- Explore the material
**1.** Translate this sentence from the DRC/CTB article into Spanish: "CTB was established in 1926 in Los Angeles by Ethel Clark."
**2.** Extend the DRC/CTB article past its final sentence.

- Text
—————

DRC/CTB
- Company type: Publishing
- Founded: Los Angeles, California (1926)
- Founder: Ethel Clark
- Headquarters: 13490 Bass Lake Road Maple Grove, MN, United States
- Area served: Worldwide
- Parent: Data Recognition Corporation (DRC)
- Website: CTB.com

= DRC/CTB =

Publisher of educational assessment

DRC/CTB (CTB) was a publisher of educational assessment for the early learner, K–12, and adult basic education markets. DRC/CTB was a division of Data Recognition Corporation (DRC) until being fully merged into DRC's Educational Services division. From 1965 to 2015, the company was known as CTB/McGraw-Hill, a division of the McGraw-Hill companies, and prior to 1965 California Testing Bureau was an independent company.

CTB has published many assessments including California Achievement Tests (CAT), Tests of Basic Experiences (TOBE), and TerraNova.

==History==
CTB was established in 1926 in Los Angeles by Ethel Clark. Clark's husband Willis had developed the Los Angeles Diagnostic Tests in the Fundamentals of Arithmetic, which she bought the rights to sell. She sent out 25 cent postcards advertising the availability of the test to various districts around the country. One year later, she heard from her first customer: the Kansas City school district. In 1960, the company relocated to Monterey, California, where the company headquarters was located until merged into DRC.

—————

- Provided information
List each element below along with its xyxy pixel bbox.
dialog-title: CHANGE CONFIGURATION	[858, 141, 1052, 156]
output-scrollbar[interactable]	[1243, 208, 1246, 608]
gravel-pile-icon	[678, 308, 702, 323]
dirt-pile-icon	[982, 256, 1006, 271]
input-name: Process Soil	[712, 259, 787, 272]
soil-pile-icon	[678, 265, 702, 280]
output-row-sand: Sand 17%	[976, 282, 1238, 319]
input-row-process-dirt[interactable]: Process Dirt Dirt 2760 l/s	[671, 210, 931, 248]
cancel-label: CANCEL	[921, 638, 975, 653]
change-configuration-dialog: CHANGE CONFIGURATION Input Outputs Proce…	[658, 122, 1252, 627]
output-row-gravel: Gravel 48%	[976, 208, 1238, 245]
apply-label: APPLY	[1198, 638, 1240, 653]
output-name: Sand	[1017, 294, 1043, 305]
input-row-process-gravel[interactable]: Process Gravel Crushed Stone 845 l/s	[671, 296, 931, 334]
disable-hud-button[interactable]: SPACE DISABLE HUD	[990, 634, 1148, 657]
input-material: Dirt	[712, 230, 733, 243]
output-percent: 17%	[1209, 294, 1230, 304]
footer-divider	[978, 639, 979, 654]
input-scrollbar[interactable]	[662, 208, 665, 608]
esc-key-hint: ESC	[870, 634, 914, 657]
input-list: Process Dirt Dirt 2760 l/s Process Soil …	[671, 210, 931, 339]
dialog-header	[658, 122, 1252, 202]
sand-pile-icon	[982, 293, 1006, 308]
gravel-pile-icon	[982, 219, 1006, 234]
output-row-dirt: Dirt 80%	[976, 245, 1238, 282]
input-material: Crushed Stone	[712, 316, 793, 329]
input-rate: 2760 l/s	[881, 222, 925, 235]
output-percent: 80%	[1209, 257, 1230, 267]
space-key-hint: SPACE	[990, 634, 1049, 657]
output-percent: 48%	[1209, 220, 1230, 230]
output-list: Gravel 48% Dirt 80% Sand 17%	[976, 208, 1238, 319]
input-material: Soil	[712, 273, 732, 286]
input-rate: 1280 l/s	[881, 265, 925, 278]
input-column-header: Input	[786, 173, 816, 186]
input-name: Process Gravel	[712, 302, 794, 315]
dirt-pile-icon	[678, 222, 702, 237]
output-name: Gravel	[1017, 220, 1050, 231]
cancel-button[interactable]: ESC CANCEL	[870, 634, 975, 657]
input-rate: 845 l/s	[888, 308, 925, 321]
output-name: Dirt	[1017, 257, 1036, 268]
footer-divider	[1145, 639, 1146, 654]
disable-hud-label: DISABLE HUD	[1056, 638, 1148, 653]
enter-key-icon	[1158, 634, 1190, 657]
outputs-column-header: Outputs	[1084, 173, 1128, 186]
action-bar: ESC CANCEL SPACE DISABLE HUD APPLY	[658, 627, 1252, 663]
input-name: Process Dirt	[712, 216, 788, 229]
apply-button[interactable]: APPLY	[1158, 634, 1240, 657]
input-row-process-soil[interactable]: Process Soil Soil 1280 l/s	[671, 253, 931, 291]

—————

- Responses
**1.** CTB fue fundada en 1926 en Los Ángeles por Ethel Clark.

**2.**
In 1965, CTB was acquired by McGraw-Hill Education and became CTB/McGraw-Hill.

On June 30, 2015 McGraw-Hill Education announced that Data Recognition Corporation (DRC) had agreed to acquire "key assets" of the CTB/McGraw-Hill assessment business.

==Today==
CTB serves more than 18 million students in all 50 states and 49 countries. CTB's current president is Ellen Haley. In 2002, CTB reportedly had a 40 percent share of the test design market, ranking second of the four major companies in the industry.
In 2011 CTB acquired Bookette, a privately held software company. In June 2011, CTB celebrated its 85th anniversary.

==Tests==

===Current===
- TerraNova: TerraNova is an assessment battery that was introduced in 1996. The first TerraNova assessment released in 1996 was a result of the updates of the California Achievement Tests and the California Test of Basic Skills. In 2006 CTB introduced TerraNova, Third Edition. TerraNova 3 was the first norm-referenced test (NRT).
- Tests of Adult Basic Education (TABE): Tests of Adult Basic Education (TABE) is an adult basic education assessment. TABE was introduced in 1967. In 2007, TABE–Complete Language Assessment System–English™(TABE CLAS–E™) was introduced.
- Test Assessing Secondary Completion (TASC): Test Assessing Secondary Completion (TASC) is a state-of-the-art affordable new national high school equivalency exam. TASC was introduced in 2013. It assesses five subject areas including Reading, Writing, Mathematics, Science, and Social Studies. It measures examinees' levels of achievement relative to that of graduating high school seniors, and career and college readiness, as outlined by the Common Core State Standards.
- LAS Links: LAS Links is a language proficiency assessment introduced in 1987.
- First Performances: First Performances is an assessment for early learners. It includes tests in concepts of letter and number.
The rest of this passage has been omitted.